## Exercise aim:
Determine the number of lines that contain the word "Conditions", then state that number and nothing more.

## Items from a data source:

· · · · · · ·

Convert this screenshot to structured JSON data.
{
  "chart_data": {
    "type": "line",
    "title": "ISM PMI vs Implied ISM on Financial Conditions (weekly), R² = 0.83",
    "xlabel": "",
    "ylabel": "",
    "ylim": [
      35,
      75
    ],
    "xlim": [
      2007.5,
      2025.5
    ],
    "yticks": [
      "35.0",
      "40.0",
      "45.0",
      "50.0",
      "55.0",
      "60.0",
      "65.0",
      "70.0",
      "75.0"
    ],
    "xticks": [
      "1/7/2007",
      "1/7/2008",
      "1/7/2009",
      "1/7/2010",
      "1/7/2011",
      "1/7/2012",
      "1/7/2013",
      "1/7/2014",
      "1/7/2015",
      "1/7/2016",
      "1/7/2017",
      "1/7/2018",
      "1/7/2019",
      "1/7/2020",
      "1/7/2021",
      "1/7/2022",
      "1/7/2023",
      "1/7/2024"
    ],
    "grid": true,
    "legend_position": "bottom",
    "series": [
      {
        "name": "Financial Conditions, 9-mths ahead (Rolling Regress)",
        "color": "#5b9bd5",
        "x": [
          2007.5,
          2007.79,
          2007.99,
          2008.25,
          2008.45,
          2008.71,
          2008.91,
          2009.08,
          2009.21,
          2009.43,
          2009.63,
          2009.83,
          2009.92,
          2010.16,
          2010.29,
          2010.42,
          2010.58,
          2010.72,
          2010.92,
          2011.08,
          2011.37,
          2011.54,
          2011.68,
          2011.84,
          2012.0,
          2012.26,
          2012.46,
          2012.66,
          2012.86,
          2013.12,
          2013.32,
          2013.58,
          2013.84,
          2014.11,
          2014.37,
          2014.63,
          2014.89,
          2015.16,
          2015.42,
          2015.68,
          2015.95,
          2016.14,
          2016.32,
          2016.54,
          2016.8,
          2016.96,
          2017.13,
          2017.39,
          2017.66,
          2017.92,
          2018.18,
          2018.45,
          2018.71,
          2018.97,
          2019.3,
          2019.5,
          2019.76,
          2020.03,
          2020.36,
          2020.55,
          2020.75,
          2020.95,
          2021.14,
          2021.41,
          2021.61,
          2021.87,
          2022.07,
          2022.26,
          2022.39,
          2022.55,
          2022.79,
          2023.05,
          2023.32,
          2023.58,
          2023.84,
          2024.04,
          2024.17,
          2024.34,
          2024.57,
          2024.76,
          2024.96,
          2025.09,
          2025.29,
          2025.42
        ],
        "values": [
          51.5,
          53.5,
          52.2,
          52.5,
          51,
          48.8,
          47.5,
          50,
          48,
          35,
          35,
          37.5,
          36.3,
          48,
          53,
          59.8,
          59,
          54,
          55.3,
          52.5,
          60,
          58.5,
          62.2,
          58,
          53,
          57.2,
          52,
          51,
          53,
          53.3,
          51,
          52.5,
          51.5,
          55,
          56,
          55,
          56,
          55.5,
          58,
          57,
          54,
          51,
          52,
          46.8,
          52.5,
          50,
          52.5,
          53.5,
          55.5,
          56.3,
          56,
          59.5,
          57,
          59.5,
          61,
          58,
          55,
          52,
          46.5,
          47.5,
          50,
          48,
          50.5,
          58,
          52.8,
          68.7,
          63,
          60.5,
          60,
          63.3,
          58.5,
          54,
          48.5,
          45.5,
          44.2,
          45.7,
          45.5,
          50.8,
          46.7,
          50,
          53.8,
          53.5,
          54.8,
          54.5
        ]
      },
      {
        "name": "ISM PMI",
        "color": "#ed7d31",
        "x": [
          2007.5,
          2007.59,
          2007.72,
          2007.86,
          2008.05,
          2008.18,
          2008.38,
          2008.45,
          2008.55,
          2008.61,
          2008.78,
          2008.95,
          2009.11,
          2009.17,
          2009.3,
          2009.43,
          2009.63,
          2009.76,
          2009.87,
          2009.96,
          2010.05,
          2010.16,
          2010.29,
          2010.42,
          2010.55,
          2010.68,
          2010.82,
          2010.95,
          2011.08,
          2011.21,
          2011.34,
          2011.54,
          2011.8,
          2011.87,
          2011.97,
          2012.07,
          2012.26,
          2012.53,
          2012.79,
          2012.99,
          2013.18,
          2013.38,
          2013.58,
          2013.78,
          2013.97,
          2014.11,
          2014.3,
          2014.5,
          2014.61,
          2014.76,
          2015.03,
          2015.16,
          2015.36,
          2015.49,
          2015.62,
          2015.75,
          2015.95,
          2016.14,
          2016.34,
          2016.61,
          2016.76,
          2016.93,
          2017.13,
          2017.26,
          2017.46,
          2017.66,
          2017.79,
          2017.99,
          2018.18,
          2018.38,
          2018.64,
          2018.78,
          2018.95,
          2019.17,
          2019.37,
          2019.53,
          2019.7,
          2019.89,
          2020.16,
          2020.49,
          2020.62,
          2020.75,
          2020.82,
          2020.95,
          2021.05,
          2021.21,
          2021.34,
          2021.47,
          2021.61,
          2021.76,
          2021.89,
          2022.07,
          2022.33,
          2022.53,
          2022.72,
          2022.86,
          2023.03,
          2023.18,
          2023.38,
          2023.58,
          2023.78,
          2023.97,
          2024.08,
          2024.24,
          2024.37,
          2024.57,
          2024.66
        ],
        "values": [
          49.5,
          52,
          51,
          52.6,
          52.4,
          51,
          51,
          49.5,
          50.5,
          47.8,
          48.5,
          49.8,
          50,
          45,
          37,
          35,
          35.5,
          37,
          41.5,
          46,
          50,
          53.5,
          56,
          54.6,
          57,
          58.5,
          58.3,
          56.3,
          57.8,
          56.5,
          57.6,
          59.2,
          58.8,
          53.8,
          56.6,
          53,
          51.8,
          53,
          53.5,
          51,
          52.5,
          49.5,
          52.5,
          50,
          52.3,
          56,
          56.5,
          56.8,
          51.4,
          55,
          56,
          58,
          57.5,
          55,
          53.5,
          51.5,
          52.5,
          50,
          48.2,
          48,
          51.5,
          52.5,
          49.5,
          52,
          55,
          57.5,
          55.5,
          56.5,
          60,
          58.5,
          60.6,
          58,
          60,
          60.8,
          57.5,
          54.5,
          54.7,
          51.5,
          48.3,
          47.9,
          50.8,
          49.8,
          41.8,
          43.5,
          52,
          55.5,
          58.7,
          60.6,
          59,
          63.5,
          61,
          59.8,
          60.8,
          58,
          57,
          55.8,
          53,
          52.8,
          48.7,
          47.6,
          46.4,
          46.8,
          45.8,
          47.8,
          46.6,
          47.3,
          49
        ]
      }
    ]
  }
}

· · · · · · ·

## Written solution:
2